/---

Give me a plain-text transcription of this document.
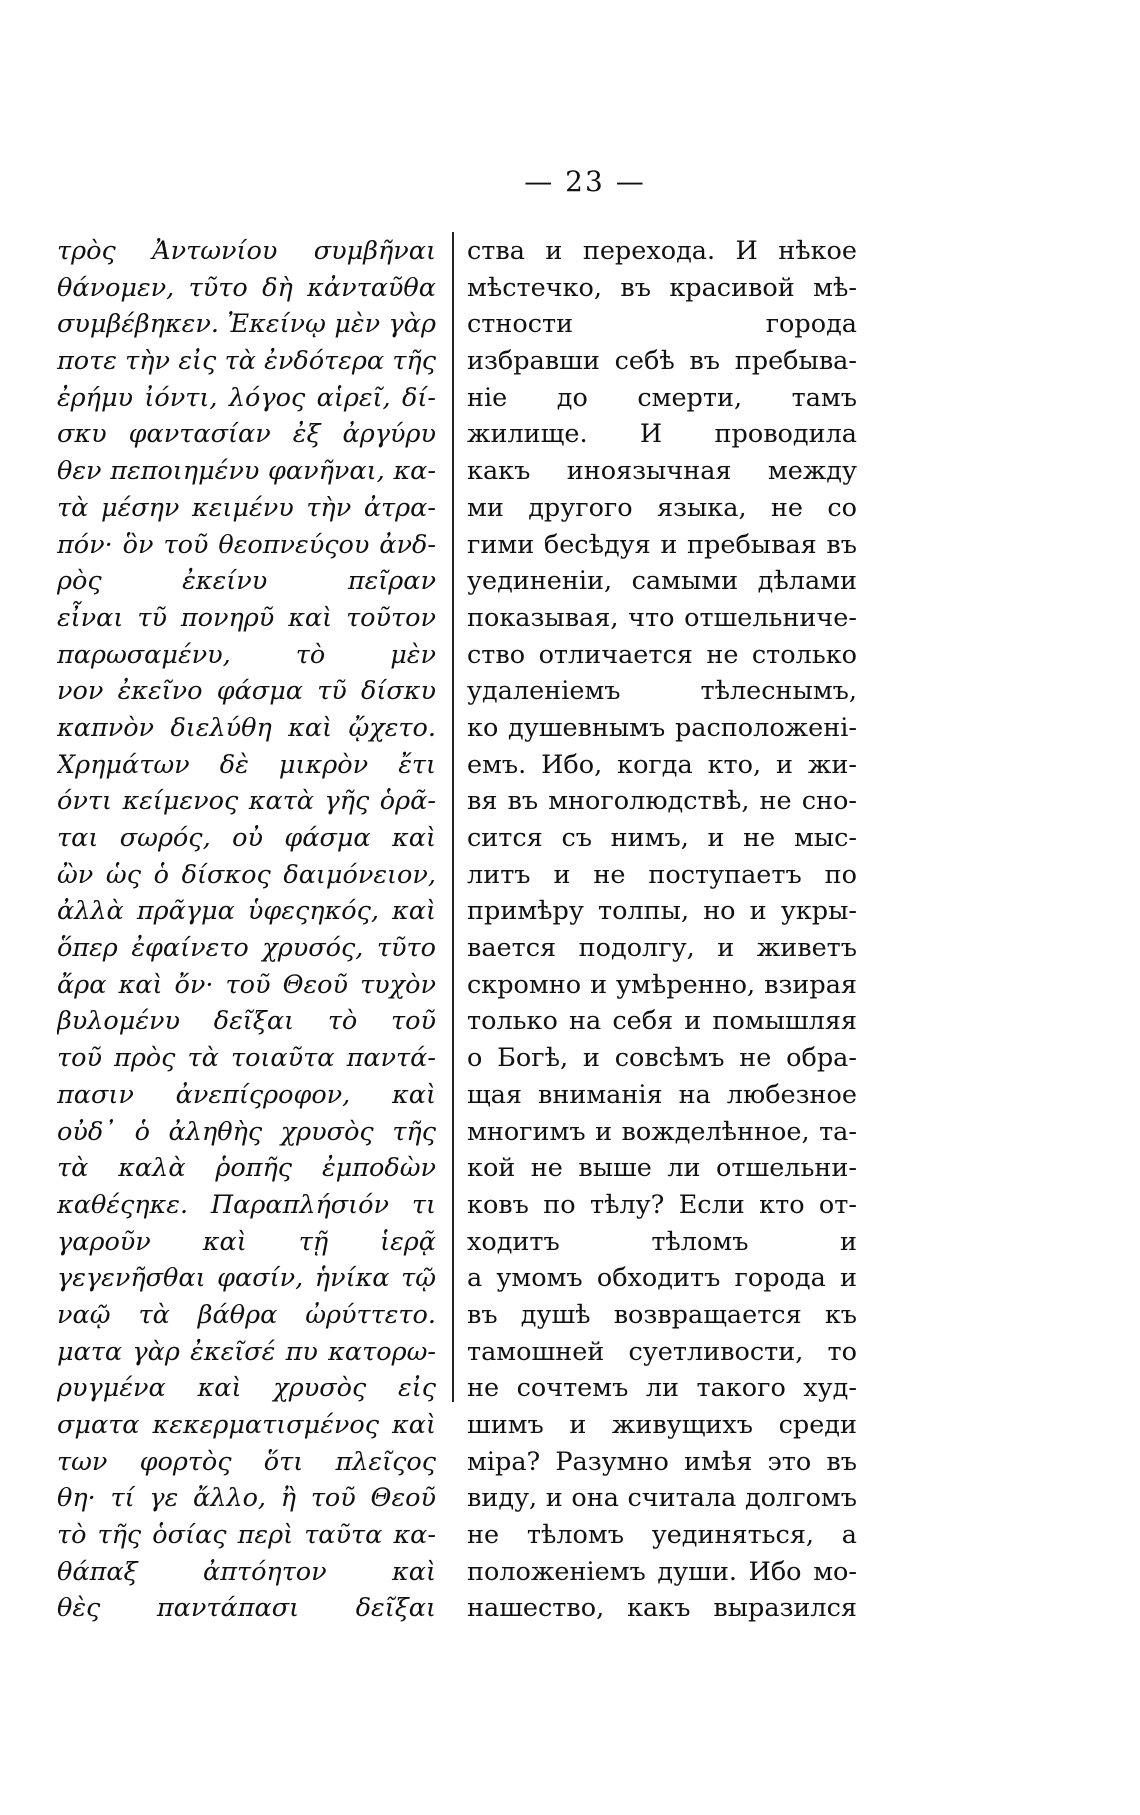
— 23 —
τρὸς Ἀντωνίου συμβῆναι
θάνομεν, τῦτο δὴ κἀνταῦθα
συμβέβηκεν. Ἐκείνῳ μὲν γὰρ
ποτε τὴν εἰς τὰ ἐνδότερα τῆς
ἐρήμυ ἰόντι, λόγος αἱρεῖ, δί-
σκυ φαντασίαν ἐξ ἀργύρυ
θεν πεποιημένυ φανῆναι, κα-
τὰ μέσην κειμένυ τὴν ἀτρα-
πόν· ὃν τοῦ θεοπνεύςου ἀνδ-
ρὸς ἐκείνυ πεῖραν
εἶναι τῦ πονηρῦ καὶ τοῦτον
παρωσαμένυ, τὸ μὲν
νον ἐκεῖνο φάσμα τῦ δίσκυ
καπνὸν διελύθη καὶ ᾤχετο.
Χρημάτων δὲ μικρὸν ἔτι
όντι κείμενος κατὰ γῆς ὁρᾶ-
ται σωρός, οὐ φάσμα καὶ
ὢν ὡς ὁ δίσκος δαιμόνειον,
ἀλλὰ πρᾶγμα ὑφεςηκός, καὶ
ὅπερ ἐφαίνετο χρυσός, τῦτο
ἄρα καὶ ὄν· τοῦ Θεοῦ τυχὸν
βυλομένυ δεῖξαι τὸ τοῦ
τοῦ πρὸς τὰ τοιαῦτα παντά-
πασιν ἀνεπίςροφον, καὶ
οὐδ᾽ ὁ ἀληθὴς χρυσὸς τῆς
τὰ καλὰ ῥοπῆς ἐμποδὼν
καθέςηκε. Παραπλήσιόν τι
γαροῦν καὶ τῇ ἱερᾷ
γεγενῆσθαι φασίν, ἡνίκα τῷ
ναῷ τὰ βάθρα ὠρύττετο.
ματα γὰρ ἐκεῖσέ πυ κατορω-
ρυγμένα καὶ χρυσὸς εἰς
σματα κεκερματισμένος καὶ
των φορτὸς ὅτι πλεῖςος
θη· τί γε ἄλλο, ἢ τοῦ Θεοῦ
τὸ τῆς ὁσίας περὶ ταῦτα κα-
θάπαξ ἀπτόητον καὶ
θὲς παντάπασι δεῖξαι
ства и перехода. И нѣкое
мѣстечко, въ красивой мѣ-
стности города
избравши себѣ въ пребыва-
ніе до смерти, тамъ
жилище. И проводила
какъ иноязычная между
ми другого языка, не со
гими бесѣдуя и пребывая въ
уединеніи, самыми дѣлами
показывая, что отшельниче-
ство отличается не столько
удаленіемъ тѣлеснымъ,
ко душевнымъ расположені-
емъ. Ибо, когда кто, и жи-
вя въ многолюдствѣ, не сно-
сится съ нимъ, и не мыс-
литъ и не поступаетъ по
примѣру толпы, но и укры-
вается подолгу, и живетъ
скромно и умѣренно, взирая
только на себя и помышляя
о Богѣ, и совсѣмъ не обра-
щая вниманія на любезное
многимъ и вожделѣнное, та-
кой не выше ли отшельни-
ковъ по тѣлу? Если кто от-
ходитъ тѣломъ и
а умомъ обходитъ города и
въ душѣ возвращается къ
тамошней суетливости, то
не сочтемъ ли такого худ-
шимъ и живущихъ среди
міра? Разумно имѣя это въ
виду, и она считала долгомъ
не тѣломъ уединяться, а
положеніемъ души. Ибо мо-
нашество, какъ выразился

\---

• _PROBLEM TO SOLVE_: Report how many lines of the preceding records include "φάσμα". Output the number only.

• _WRITTEN RESPONSE_: 2